→ OBJECTIVE: Every entry below must appear again, exactly as written.

═════ DATA SHOWN

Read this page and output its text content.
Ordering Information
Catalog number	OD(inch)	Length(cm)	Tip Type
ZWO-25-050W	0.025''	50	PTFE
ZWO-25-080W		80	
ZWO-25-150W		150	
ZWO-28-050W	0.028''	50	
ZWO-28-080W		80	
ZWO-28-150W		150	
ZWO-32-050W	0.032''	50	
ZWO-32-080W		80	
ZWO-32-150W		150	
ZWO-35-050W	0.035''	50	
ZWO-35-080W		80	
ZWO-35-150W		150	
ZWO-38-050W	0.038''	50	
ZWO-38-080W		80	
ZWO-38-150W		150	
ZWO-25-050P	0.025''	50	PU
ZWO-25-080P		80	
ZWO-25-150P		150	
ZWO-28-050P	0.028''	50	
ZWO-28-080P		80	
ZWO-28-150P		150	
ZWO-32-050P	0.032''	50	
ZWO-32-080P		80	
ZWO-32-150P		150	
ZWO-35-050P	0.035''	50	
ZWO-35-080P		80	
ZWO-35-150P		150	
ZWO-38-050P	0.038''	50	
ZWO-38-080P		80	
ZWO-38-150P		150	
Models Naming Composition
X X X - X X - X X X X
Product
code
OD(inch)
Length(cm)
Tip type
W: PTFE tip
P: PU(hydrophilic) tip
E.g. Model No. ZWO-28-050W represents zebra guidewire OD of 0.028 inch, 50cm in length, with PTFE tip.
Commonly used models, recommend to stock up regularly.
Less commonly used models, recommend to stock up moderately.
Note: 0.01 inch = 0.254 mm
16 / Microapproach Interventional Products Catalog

══════════

→ FULL OUTPUT:
Read this page and output its text content.
Ordering Information
Catalog number	OD(inch)	Length(cm)	Tip Type
ZWO-25-050W	0.025''	50	PTFE
ZWO-25-080W		80	
ZWO-25-150W		150	
ZWO-28-050W	0.028''	50	
ZWO-28-080W		80	
ZWO-28-150W		150	
ZWO-32-050W	0.032''	50	
ZWO-32-080W		80	
ZWO-32-150W		150	
ZWO-35-050W	0.035''	50	
ZWO-35-080W		80	
ZWO-35-150W		150	
ZWO-38-050W	0.038''	50	
ZWO-38-080W		80	
ZWO-38-150W		150	
ZWO-25-050P	0.025''	50	PU
ZWO-25-080P		80	
ZWO-25-150P		150	
ZWO-28-050P	0.028''	50	
ZWO-28-080P		80	
ZWO-28-150P		150	
ZWO-32-050P	0.032''	50	
ZWO-32-080P		80	
ZWO-32-150P		150	
ZWO-35-050P	0.035''	50	
ZWO-35-080P		80	
ZWO-35-150P		150	
ZWO-38-050P	0.038''	50	
ZWO-38-080P		80	
ZWO-38-150P		150	
Models Naming Composition
X X X - X X - X X X X
Product
code
OD(inch)
Length(cm)
Tip type
W: PTFE tip
P: PU(hydrophilic) tip
E.g. Model No. ZWO-28-050W represents zebra guidewire OD of 0.028 inch, 50cm in length, with PTFE tip.
Commonly used models, recommend to stock up regularly.
Less commonly used models, recommend to stock up moderately.
Note: 0.01 inch = 0.254 mm
16 / Microapproach Interventional Products Catalog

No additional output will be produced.